Goal —
In the entries below, find every line with "medens" and copy it.

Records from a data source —
----------------
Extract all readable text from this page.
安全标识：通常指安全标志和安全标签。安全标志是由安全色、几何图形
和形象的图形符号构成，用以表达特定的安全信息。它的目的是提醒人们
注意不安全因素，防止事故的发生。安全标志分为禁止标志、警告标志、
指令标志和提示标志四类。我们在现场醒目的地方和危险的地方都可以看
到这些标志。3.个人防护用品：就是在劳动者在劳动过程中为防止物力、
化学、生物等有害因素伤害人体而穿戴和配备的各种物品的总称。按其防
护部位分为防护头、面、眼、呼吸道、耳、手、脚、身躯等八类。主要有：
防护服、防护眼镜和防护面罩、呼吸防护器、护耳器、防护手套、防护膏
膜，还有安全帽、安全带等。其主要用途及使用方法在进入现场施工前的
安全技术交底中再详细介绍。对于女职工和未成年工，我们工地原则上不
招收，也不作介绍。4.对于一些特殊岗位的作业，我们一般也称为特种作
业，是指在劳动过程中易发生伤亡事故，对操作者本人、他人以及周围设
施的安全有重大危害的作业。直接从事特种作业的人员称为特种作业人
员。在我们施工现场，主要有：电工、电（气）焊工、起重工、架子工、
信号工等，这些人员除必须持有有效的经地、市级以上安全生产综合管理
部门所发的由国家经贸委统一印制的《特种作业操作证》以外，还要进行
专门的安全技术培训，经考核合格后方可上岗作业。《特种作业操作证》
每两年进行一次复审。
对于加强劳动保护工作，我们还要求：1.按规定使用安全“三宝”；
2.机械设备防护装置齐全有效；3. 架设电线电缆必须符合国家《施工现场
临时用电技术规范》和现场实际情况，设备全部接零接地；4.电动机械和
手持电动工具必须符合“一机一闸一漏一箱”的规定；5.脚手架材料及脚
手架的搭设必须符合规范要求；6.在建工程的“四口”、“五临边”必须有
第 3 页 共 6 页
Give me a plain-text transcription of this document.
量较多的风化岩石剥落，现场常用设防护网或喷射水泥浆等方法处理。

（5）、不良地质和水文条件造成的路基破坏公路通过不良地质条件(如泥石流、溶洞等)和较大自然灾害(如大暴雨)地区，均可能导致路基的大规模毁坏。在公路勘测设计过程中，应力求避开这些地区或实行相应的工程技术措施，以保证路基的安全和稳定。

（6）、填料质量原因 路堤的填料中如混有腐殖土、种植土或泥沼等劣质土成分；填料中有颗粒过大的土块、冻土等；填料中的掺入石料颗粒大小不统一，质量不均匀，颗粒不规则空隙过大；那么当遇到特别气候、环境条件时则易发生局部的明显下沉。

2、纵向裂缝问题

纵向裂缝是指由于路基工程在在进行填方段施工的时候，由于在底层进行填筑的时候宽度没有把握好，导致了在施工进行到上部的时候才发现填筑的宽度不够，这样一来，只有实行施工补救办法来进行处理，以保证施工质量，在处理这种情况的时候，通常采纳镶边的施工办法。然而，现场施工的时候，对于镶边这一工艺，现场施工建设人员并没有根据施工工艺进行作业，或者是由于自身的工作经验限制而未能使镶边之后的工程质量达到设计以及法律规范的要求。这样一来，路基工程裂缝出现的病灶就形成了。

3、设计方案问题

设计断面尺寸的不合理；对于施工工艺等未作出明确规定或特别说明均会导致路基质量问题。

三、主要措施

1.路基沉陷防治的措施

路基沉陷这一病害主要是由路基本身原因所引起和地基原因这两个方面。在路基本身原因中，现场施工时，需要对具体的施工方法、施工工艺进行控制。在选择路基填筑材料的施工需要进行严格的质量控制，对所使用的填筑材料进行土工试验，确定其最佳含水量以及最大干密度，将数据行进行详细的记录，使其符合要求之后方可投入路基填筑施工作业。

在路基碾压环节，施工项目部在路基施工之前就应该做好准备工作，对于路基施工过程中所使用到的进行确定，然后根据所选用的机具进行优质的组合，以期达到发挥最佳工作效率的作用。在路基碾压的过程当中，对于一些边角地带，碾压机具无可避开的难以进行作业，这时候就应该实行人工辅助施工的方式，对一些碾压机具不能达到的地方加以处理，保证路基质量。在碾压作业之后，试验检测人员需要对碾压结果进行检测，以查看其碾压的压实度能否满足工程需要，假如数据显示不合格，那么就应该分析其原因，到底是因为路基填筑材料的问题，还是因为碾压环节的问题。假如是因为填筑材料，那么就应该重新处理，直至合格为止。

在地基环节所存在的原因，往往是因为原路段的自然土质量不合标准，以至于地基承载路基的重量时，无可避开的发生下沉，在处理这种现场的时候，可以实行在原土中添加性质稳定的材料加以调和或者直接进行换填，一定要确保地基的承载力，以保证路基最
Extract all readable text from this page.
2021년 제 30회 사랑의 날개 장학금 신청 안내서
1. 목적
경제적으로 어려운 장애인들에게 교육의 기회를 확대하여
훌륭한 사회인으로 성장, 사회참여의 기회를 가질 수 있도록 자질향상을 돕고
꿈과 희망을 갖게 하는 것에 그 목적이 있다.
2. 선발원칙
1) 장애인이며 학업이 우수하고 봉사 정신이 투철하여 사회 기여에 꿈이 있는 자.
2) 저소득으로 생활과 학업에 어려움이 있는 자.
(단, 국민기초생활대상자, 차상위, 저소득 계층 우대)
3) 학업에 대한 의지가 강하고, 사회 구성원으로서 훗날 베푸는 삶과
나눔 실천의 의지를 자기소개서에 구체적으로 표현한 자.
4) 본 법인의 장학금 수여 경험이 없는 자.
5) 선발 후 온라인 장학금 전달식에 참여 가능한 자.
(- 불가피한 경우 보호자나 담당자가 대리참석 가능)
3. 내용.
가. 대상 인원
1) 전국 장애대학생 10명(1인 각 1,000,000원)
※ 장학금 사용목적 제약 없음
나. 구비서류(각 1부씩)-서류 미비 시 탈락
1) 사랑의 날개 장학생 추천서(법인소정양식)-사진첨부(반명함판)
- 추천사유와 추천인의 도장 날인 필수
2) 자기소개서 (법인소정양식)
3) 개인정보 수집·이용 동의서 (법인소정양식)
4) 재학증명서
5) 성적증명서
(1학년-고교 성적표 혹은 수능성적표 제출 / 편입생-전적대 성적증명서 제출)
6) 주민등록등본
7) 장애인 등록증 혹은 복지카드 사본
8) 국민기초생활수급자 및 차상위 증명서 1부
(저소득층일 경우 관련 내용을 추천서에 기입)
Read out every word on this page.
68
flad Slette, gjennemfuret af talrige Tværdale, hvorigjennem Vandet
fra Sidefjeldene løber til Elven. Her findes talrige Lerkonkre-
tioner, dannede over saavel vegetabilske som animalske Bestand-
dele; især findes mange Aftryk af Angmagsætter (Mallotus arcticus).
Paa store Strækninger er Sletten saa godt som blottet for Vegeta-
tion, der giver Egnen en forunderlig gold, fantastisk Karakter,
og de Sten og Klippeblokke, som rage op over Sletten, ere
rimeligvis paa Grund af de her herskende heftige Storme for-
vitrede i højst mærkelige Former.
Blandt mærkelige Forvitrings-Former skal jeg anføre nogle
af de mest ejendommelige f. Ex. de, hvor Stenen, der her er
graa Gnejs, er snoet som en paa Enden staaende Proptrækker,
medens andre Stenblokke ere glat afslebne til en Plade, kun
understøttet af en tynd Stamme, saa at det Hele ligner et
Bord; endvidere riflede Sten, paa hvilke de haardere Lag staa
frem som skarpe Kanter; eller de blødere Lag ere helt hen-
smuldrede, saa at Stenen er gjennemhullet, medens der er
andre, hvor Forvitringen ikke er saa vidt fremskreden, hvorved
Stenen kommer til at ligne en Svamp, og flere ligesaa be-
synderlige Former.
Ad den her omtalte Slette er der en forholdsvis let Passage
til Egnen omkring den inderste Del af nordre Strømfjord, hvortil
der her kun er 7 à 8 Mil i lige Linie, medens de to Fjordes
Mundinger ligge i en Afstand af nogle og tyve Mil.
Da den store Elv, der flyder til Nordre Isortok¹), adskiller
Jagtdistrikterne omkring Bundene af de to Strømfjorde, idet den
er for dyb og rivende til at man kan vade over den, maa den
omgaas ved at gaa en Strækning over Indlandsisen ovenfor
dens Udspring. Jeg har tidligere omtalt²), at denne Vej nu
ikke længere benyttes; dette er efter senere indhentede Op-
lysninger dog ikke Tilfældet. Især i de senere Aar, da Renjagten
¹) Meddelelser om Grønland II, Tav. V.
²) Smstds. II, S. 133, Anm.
----------------
Result for this task —
medens andre Stenblokke ere glat afslebne til en Plade, kun
smuldrede, saa at Stenen er gjennemhullet, medens der er
der her kun er 7 à 8 Mil i lige Linie, medens de to Fjordes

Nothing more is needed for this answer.